## WHAT YOU ARE ASKED TO DO
Transcribe the material in full. Nothing should differ except that the pictures are left out.

## WORKING DATA
•••

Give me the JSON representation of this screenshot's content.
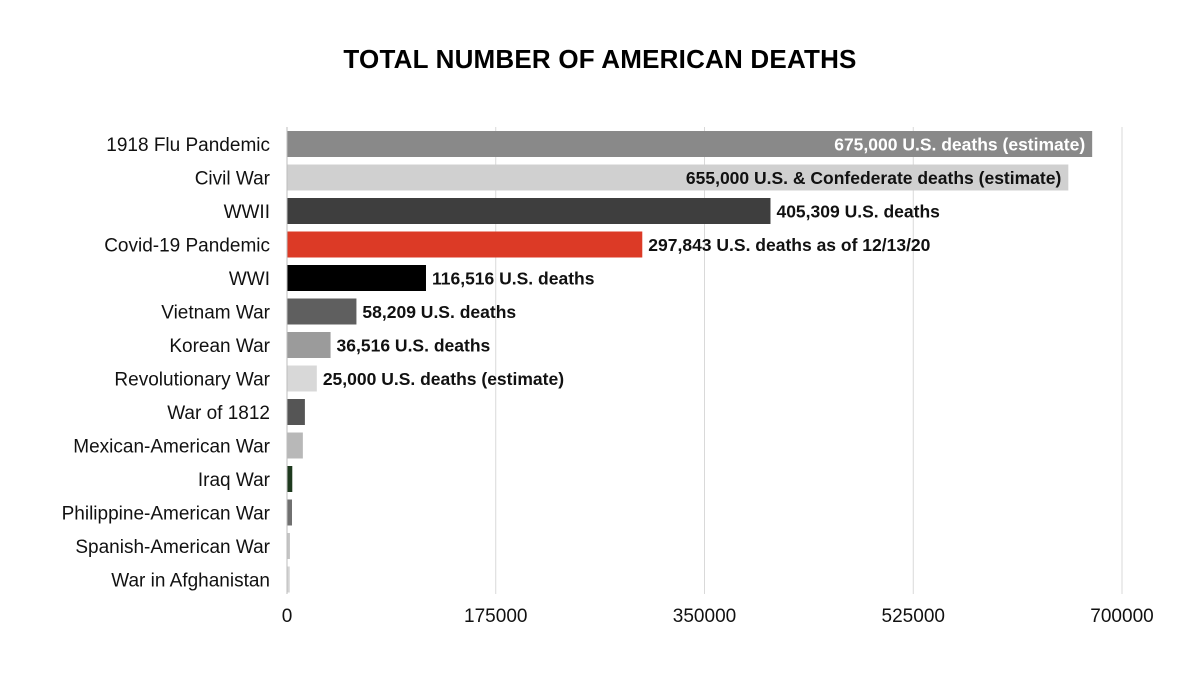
{
  "chart_data": {
    "type": "bar",
    "orientation": "horizontal",
    "title": "TOTAL NUMBER OF AMERICAN DEATHS",
    "xlabel": "",
    "ylabel": "",
    "xlim": [
      0,
      700000
    ],
    "x_ticks": [
      0,
      175000,
      350000,
      525000,
      700000
    ],
    "x_tick_labels": [
      "0",
      "175000",
      "350000",
      "525000",
      "700000"
    ],
    "grid": "vertical",
    "categories": [
      "1918 Flu Pandemic",
      "Civil War",
      "WWII",
      "Covid-19 Pandemic",
      "WWI",
      "Vietnam War",
      "Korean War",
      "Revolutionary War",
      "War of 1812",
      "Mexican-American War",
      "Iraq War",
      "Philippine-American War",
      "Spanish-American War",
      "War in Afghanistan"
    ],
    "values": [
      675000,
      655000,
      405309,
      297843,
      116516,
      58209,
      36516,
      25000,
      15000,
      13283,
      4431,
      4196,
      2446,
      2300
    ],
    "colors": [
      "#898989",
      "#d0d0d0",
      "#3e3e3e",
      "#dc3a26",
      "#000000",
      "#5f5f5f",
      "#9b9b9b",
      "#d8d8d8",
      "#555555",
      "#b8b8b8",
      "#1e3a1e",
      "#707070",
      "#c4c4c4",
      "#d4d4d4"
    ],
    "data_labels": [
      "675,000 U.S. deaths (estimate)",
      "655,000 U.S. & Confederate deaths (estimate)",
      "405,309 U.S. deaths",
      "297,843 U.S. deaths as of 12/13/20",
      "116,516 U.S. deaths",
      "58,209 U.S. deaths",
      "36,516 U.S. deaths",
      "25,000 U.S. deaths (estimate)",
      "",
      "",
      "",
      "",
      "",
      ""
    ],
    "label_inside": [
      true,
      true,
      false,
      false,
      false,
      false,
      false,
      false,
      false,
      false,
      false,
      false,
      false,
      false
    ],
    "label_colors": [
      "#ffffff",
      "#111111",
      "#111111",
      "#111111",
      "#111111",
      "#111111",
      "#111111",
      "#111111",
      "#111111",
      "#111111",
      "#111111",
      "#111111",
      "#111111",
      "#111111"
    ],
    "legend": "none"
  }
}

•••

## EXERCISE RESULT
Give me the JSON representation of this screenshot's content.
{
  "chart_data": {
    "type": "bar",
    "orientation": "horizontal",
    "title": "TOTAL NUMBER OF AMERICAN DEATHS",
    "xlabel": "",
    "ylabel": "",
    "xlim": [
      0,
      700000
    ],
    "x_ticks": [
      0,
      175000,
      350000,
      525000,
      700000
    ],
    "x_tick_labels": [
      "0",
      "175000",
      "350000",
      "525000",
      "700000"
    ],
    "grid": "vertical",
    "categories": [
      "1918 Flu Pandemic",
      "Civil War",
      "WWII",
      "Covid-19 Pandemic",
      "WWI",
      "Vietnam War",
      "Korean War",
      "Revolutionary War",
      "War of 1812",
      "Mexican-American War",
      "Iraq War",
      "Philippine-American War",
      "Spanish-American War",
      "War in Afghanistan"
    ],
    "values": [
      675000,
      655000,
      405309,
      297843,
      116516,
      58209,
      36516,
      25000,
      15000,
      13283,
      4431,
      4196,
      2446,
      2300
    ],
    "colors": [
      "#898989",
      "#d0d0d0",
      "#3e3e3e",
      "#dc3a26",
      "#000000",
      "#5f5f5f",
      "#9b9b9b",
      "#d8d8d8",
      "#555555",
      "#b8b8b8",
      "#1e3a1e",
      "#707070",
      "#c4c4c4",
      "#d4d4d4"
    ],
    "data_labels": [
      "675,000 U.S. deaths (estimate)",
      "655,000 U.S. & Confederate deaths (estimate)",
      "405,309 U.S. deaths",
      "297,843 U.S. deaths as of 12/13/20",
      "116,516 U.S. deaths",
      "58,209 U.S. deaths",
      "36,516 U.S. deaths",
      "25,000 U.S. deaths (estimate)",
      "",
      "",
      "",
      "",
      "",
      ""
    ],
    "label_inside": [
      true,
      true,
      false,
      false,
      false,
      false,
      false,
      false,
      false,
      false,
      false,
      false,
      false,
      false
    ],
    "label_colors": [
      "#ffffff",
      "#111111",
      "#111111",
      "#111111",
      "#111111",
      "#111111",
      "#111111",
      "#111111",
      "#111111",
      "#111111",
      "#111111",
      "#111111",
      "#111111",
      "#111111"
    ],
    "legend": "none"
  }
}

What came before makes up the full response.